Each line that holds the word "role" should be returned.

[Stored data]
|---|
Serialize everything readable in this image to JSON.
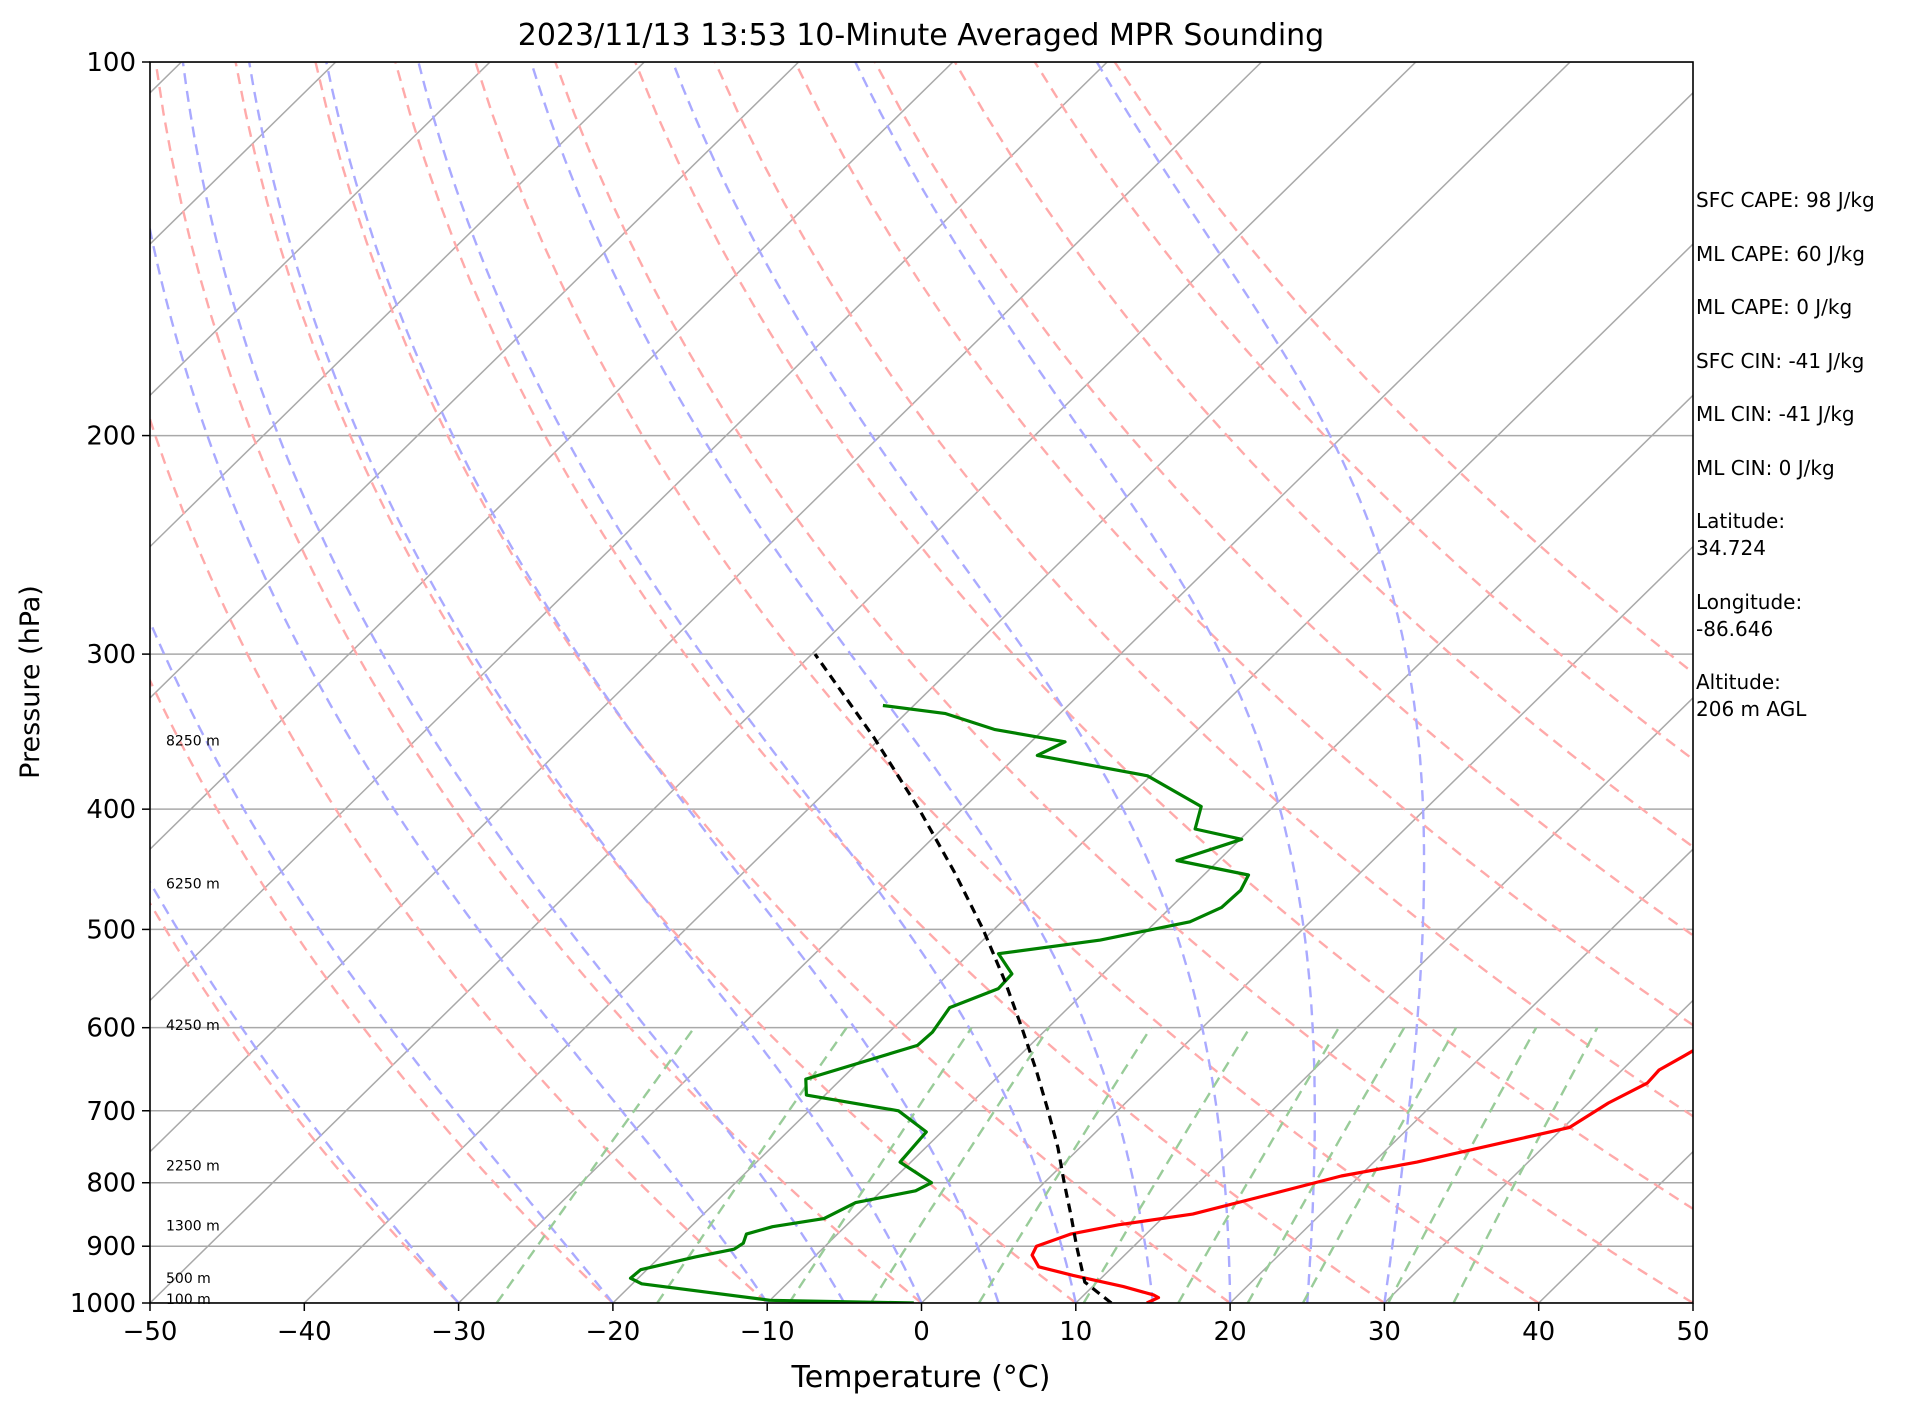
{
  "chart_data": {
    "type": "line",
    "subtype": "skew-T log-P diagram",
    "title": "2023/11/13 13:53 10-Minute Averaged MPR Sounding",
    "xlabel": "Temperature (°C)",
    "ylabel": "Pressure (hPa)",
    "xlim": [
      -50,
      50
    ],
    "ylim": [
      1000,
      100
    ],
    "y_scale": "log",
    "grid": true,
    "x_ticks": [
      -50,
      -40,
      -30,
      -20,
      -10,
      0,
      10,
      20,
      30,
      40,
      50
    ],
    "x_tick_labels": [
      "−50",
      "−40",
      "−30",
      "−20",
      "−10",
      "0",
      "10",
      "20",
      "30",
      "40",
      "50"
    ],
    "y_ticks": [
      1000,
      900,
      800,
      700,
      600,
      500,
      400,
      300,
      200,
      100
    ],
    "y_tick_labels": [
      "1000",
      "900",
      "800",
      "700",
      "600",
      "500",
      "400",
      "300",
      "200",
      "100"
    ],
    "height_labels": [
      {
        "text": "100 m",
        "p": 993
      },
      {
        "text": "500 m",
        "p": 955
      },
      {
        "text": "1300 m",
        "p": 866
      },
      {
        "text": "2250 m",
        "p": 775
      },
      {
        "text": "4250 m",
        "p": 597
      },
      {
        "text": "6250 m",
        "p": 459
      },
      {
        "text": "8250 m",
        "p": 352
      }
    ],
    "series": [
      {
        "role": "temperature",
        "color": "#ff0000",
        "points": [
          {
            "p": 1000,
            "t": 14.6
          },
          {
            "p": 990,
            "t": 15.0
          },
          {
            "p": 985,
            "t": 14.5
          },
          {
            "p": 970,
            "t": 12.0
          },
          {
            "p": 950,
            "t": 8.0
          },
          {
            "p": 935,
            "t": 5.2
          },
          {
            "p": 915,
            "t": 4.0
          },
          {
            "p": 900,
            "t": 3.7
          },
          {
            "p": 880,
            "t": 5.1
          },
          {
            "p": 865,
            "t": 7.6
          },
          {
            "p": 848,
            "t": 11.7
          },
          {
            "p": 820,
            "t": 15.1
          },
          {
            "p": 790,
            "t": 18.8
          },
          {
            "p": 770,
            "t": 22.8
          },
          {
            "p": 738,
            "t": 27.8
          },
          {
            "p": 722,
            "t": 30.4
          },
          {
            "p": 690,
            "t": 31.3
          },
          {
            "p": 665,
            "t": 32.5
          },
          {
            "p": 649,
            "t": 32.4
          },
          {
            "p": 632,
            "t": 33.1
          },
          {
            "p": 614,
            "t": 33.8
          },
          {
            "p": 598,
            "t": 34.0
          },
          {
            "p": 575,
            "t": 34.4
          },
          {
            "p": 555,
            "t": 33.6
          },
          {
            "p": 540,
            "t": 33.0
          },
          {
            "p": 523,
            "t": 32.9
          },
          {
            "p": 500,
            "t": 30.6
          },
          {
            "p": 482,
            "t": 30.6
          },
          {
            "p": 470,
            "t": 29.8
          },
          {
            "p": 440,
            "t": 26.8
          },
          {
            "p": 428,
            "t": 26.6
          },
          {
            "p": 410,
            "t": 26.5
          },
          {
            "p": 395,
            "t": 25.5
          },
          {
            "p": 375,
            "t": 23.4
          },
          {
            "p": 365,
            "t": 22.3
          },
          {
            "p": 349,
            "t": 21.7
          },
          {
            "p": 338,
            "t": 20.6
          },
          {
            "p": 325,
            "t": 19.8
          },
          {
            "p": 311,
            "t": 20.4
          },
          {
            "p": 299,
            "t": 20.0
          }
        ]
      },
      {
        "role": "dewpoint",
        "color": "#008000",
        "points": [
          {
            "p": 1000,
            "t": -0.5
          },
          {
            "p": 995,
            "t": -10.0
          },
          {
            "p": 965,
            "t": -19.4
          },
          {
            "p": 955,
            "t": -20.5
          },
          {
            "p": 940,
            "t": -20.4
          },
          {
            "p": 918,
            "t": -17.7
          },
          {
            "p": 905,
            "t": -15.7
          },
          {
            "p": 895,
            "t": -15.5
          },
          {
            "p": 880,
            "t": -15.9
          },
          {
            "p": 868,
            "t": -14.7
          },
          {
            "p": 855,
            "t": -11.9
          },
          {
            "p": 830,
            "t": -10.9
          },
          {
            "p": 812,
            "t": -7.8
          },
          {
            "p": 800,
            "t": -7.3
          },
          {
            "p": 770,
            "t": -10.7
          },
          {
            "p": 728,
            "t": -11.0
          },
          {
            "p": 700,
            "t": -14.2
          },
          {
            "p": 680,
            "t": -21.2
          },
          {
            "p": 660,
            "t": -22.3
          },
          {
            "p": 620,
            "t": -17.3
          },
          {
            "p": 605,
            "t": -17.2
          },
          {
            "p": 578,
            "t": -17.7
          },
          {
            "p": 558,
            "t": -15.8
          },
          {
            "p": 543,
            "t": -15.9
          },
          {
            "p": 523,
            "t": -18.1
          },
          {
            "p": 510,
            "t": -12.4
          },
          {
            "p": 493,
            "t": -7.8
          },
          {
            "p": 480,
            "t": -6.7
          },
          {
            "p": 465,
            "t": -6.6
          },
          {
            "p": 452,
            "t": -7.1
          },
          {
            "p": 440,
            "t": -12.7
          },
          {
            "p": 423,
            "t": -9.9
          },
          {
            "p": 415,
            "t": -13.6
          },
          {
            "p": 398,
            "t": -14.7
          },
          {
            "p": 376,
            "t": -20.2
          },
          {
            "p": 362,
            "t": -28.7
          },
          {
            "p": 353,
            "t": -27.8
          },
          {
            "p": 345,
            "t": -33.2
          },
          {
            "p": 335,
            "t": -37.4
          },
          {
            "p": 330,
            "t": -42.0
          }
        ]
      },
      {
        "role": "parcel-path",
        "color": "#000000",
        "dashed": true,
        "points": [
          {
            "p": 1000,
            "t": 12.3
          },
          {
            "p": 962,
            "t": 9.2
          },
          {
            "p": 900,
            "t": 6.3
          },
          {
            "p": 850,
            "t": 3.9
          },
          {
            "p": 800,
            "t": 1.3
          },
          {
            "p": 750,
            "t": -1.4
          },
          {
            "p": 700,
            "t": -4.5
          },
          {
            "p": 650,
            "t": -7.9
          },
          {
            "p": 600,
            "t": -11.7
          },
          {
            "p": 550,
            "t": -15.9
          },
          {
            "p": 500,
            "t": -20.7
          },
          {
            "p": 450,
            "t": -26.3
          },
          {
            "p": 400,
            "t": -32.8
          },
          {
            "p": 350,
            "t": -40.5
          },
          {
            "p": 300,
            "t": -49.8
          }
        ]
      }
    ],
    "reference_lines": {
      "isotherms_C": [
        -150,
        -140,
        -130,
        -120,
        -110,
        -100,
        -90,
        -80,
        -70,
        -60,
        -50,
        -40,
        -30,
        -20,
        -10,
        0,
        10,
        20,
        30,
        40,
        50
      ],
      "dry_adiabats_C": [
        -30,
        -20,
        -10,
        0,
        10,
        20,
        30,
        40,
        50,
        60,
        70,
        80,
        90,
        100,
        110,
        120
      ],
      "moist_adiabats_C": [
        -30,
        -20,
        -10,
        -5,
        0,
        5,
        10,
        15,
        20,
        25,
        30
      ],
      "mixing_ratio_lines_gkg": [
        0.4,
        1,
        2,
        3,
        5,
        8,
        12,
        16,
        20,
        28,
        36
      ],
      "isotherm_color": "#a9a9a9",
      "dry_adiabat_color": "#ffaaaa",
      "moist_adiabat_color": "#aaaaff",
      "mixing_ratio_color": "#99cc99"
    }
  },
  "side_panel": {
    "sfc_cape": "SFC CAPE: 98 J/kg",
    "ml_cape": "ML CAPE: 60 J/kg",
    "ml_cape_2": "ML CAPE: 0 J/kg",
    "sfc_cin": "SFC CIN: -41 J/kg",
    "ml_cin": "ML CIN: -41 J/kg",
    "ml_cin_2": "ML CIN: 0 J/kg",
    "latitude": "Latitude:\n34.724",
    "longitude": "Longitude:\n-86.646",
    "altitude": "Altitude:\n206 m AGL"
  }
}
|---|
* _WRITTEN RESPONSE_
        "role": "temperature",
        "role": "dewpoint",
        "role": "parcel-path",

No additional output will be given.